Dataset entries on figures
↓↓↓
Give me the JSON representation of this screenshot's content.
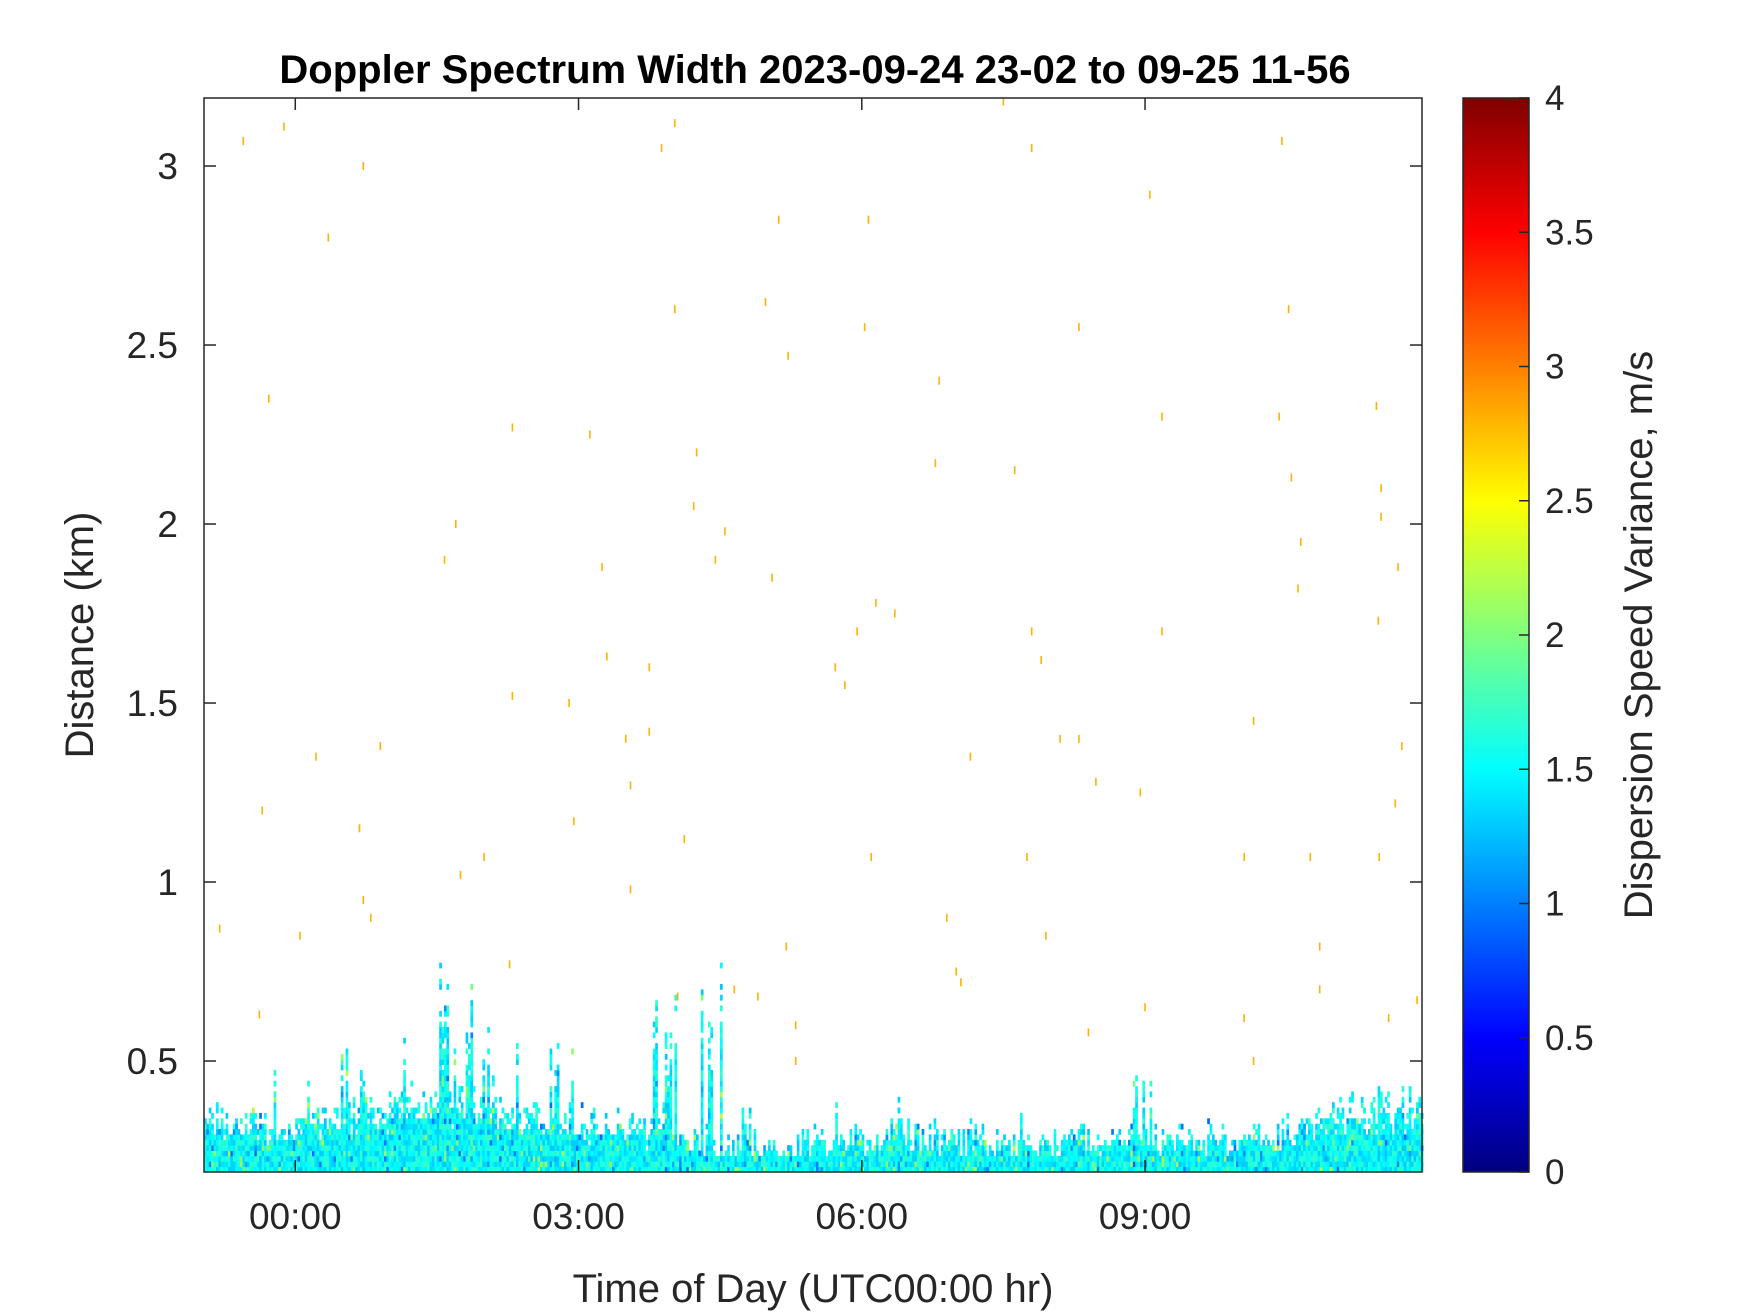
{
  "chart_data": {
    "type": "heatmap",
    "title": "Doppler Spectrum Width 2023-09-24 23-02 to 09-25 11-56",
    "xlabel": "Time of Day (UTC00:00 hr)",
    "ylabel": "Distance (km)",
    "xlim_hours": [
      -0.9667,
      11.9333
    ],
    "ylim": [
      0.19,
      3.19
    ],
    "xticks": [
      {
        "value": 0,
        "label": "00:00"
      },
      {
        "value": 3,
        "label": "03:00"
      },
      {
        "value": 6,
        "label": "06:00"
      },
      {
        "value": 9,
        "label": "09:00"
      }
    ],
    "yticks": [
      {
        "value": 0.5,
        "label": "0.5"
      },
      {
        "value": 1,
        "label": "1"
      },
      {
        "value": 1.5,
        "label": "1.5"
      },
      {
        "value": 2,
        "label": "2"
      },
      {
        "value": 2.5,
        "label": "2.5"
      },
      {
        "value": 3,
        "label": "3"
      }
    ],
    "colorbar": {
      "label": "Dispersion Speed Variance, m/s",
      "colormap": "jet",
      "range": [
        0,
        4
      ],
      "ticks": [
        {
          "value": 0,
          "label": "0"
        },
        {
          "value": 0.5,
          "label": "0.5"
        },
        {
          "value": 1,
          "label": "1"
        },
        {
          "value": 1.5,
          "label": "1.5"
        },
        {
          "value": 2,
          "label": "2"
        },
        {
          "value": 2.5,
          "label": "2.5"
        },
        {
          "value": 3,
          "label": "3"
        },
        {
          "value": 3.5,
          "label": "3.5"
        },
        {
          "value": 4,
          "label": "4"
        }
      ]
    },
    "surface_band": {
      "description_value": "dense cells of 1.2-1.8 m/s from the lowest range gate up to about 0.3-0.45 km, occasionally extending to about 0.78 km",
      "typical_value": 1.5,
      "base_top_km": [
        {
          "t": -0.95,
          "km": 0.34
        },
        {
          "t": 0.0,
          "km": 0.33
        },
        {
          "t": 0.5,
          "km": 0.36
        },
        {
          "t": 1.5,
          "km": 0.4
        },
        {
          "t": 2.5,
          "km": 0.36
        },
        {
          "t": 3.5,
          "km": 0.32
        },
        {
          "t": 4.5,
          "km": 0.27
        },
        {
          "t": 5.5,
          "km": 0.27
        },
        {
          "t": 6.5,
          "km": 0.29
        },
        {
          "t": 7.5,
          "km": 0.27
        },
        {
          "t": 8.5,
          "km": 0.28
        },
        {
          "t": 9.5,
          "km": 0.27
        },
        {
          "t": 10.5,
          "km": 0.3
        },
        {
          "t": 11.0,
          "km": 0.36
        },
        {
          "t": 11.93,
          "km": 0.38
        }
      ],
      "tall_spikes": [
        {
          "t": 0.6,
          "km": 0.6
        },
        {
          "t": 1.5,
          "km": 0.78
        },
        {
          "t": 1.75,
          "km": 0.78
        },
        {
          "t": 2.05,
          "km": 0.68
        },
        {
          "t": 2.85,
          "km": 0.65
        },
        {
          "t": 3.35,
          "km": 0.73
        },
        {
          "t": 3.9,
          "km": 0.72
        },
        {
          "t": 4.4,
          "km": 0.72
        },
        {
          "t": 6.45,
          "km": 0.45
        },
        {
          "t": 11.2,
          "km": 0.44
        }
      ]
    },
    "sparse_points_value": 2.8,
    "sparse_points": [
      {
        "t": -0.55,
        "km": 3.07
      },
      {
        "t": -0.12,
        "km": 3.11
      },
      {
        "t": 0.72,
        "km": 3.0
      },
      {
        "t": 0.35,
        "km": 2.8
      },
      {
        "t": -0.28,
        "km": 2.35
      },
      {
        "t": 1.7,
        "km": 2.0
      },
      {
        "t": 1.58,
        "km": 1.9
      },
      {
        "t": 2.3,
        "km": 2.27
      },
      {
        "t": 3.12,
        "km": 2.25
      },
      {
        "t": 3.25,
        "km": 1.88
      },
      {
        "t": 3.3,
        "km": 1.63
      },
      {
        "t": 3.75,
        "km": 1.6
      },
      {
        "t": 3.88,
        "km": 3.05
      },
      {
        "t": 4.02,
        "km": 3.12
      },
      {
        "t": 4.02,
        "km": 2.6
      },
      {
        "t": 4.25,
        "km": 2.2
      },
      {
        "t": 4.22,
        "km": 2.05
      },
      {
        "t": 4.45,
        "km": 1.9
      },
      {
        "t": 4.55,
        "km": 1.98
      },
      {
        "t": 4.98,
        "km": 2.62
      },
      {
        "t": 5.12,
        "km": 2.85
      },
      {
        "t": 5.05,
        "km": 1.85
      },
      {
        "t": 5.22,
        "km": 2.47
      },
      {
        "t": 6.03,
        "km": 2.55
      },
      {
        "t": 6.07,
        "km": 2.85
      },
      {
        "t": 6.15,
        "km": 1.78
      },
      {
        "t": 6.35,
        "km": 1.75
      },
      {
        "t": 5.95,
        "km": 1.7
      },
      {
        "t": 5.72,
        "km": 1.6
      },
      {
        "t": 5.82,
        "km": 1.55
      },
      {
        "t": 6.82,
        "km": 2.4
      },
      {
        "t": 6.78,
        "km": 2.17
      },
      {
        "t": 7.62,
        "km": 2.15
      },
      {
        "t": 7.5,
        "km": 3.18
      },
      {
        "t": 7.8,
        "km": 3.05
      },
      {
        "t": 8.3,
        "km": 2.55
      },
      {
        "t": 7.8,
        "km": 1.7
      },
      {
        "t": 7.9,
        "km": 1.62
      },
      {
        "t": 9.05,
        "km": 2.92
      },
      {
        "t": 9.18,
        "km": 2.3
      },
      {
        "t": 9.18,
        "km": 1.7
      },
      {
        "t": 10.45,
        "km": 3.07
      },
      {
        "t": 10.52,
        "km": 2.6
      },
      {
        "t": 10.42,
        "km": 2.3
      },
      {
        "t": 10.55,
        "km": 2.13
      },
      {
        "t": 10.65,
        "km": 1.95
      },
      {
        "t": 10.62,
        "km": 1.82
      },
      {
        "t": 11.45,
        "km": 2.33
      },
      {
        "t": 11.5,
        "km": 2.1
      },
      {
        "t": 11.5,
        "km": 2.02
      },
      {
        "t": 11.47,
        "km": 1.73
      },
      {
        "t": 11.68,
        "km": 1.88
      },
      {
        "t": 11.72,
        "km": 1.38
      },
      {
        "t": 11.65,
        "km": 1.22
      },
      {
        "t": 11.48,
        "km": 1.07
      },
      {
        "t": 11.58,
        "km": 0.62
      },
      {
        "t": 11.88,
        "km": 0.67
      },
      {
        "t": -0.8,
        "km": 0.87
      },
      {
        "t": -0.38,
        "km": 0.63
      },
      {
        "t": -0.35,
        "km": 1.2
      },
      {
        "t": 0.05,
        "km": 0.85
      },
      {
        "t": 0.22,
        "km": 1.35
      },
      {
        "t": 0.68,
        "km": 1.15
      },
      {
        "t": 0.72,
        "km": 0.95
      },
      {
        "t": 0.8,
        "km": 0.9
      },
      {
        "t": 0.9,
        "km": 1.38
      },
      {
        "t": 1.75,
        "km": 1.02
      },
      {
        "t": 2.0,
        "km": 1.07
      },
      {
        "t": 2.3,
        "km": 1.52
      },
      {
        "t": 2.27,
        "km": 0.77
      },
      {
        "t": 2.9,
        "km": 1.5
      },
      {
        "t": 2.95,
        "km": 1.17
      },
      {
        "t": 3.5,
        "km": 1.4
      },
      {
        "t": 3.55,
        "km": 1.27
      },
      {
        "t": 3.55,
        "km": 0.98
      },
      {
        "t": 3.75,
        "km": 1.42
      },
      {
        "t": 4.12,
        "km": 1.12
      },
      {
        "t": 4.05,
        "km": 0.68
      },
      {
        "t": 4.65,
        "km": 0.7
      },
      {
        "t": 4.9,
        "km": 0.68
      },
      {
        "t": 5.2,
        "km": 0.82
      },
      {
        "t": 5.3,
        "km": 0.6
      },
      {
        "t": 5.3,
        "km": 0.5
      },
      {
        "t": 6.1,
        "km": 1.07
      },
      {
        "t": 6.9,
        "km": 0.9
      },
      {
        "t": 7.0,
        "km": 0.75
      },
      {
        "t": 7.05,
        "km": 0.72
      },
      {
        "t": 7.15,
        "km": 1.35
      },
      {
        "t": 7.75,
        "km": 1.07
      },
      {
        "t": 7.95,
        "km": 0.85
      },
      {
        "t": 8.1,
        "km": 1.4
      },
      {
        "t": 8.3,
        "km": 1.4
      },
      {
        "t": 8.48,
        "km": 1.28
      },
      {
        "t": 8.4,
        "km": 0.58
      },
      {
        "t": 8.95,
        "km": 1.25
      },
      {
        "t": 9.0,
        "km": 0.65
      },
      {
        "t": 10.05,
        "km": 1.07
      },
      {
        "t": 10.15,
        "km": 1.45
      },
      {
        "t": 10.05,
        "km": 0.62
      },
      {
        "t": 10.15,
        "km": 0.5
      },
      {
        "t": 10.75,
        "km": 1.07
      },
      {
        "t": 10.85,
        "km": 0.82
      },
      {
        "t": 10.85,
        "km": 0.7
      }
    ]
  }
}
↑↑↑
▶ **WHAT THE EXERCISE ASKS**: Looking at the data above, count the lines that contain the string "range" and give only the count.

▶ **OUTPUT OF THE TASK**: 2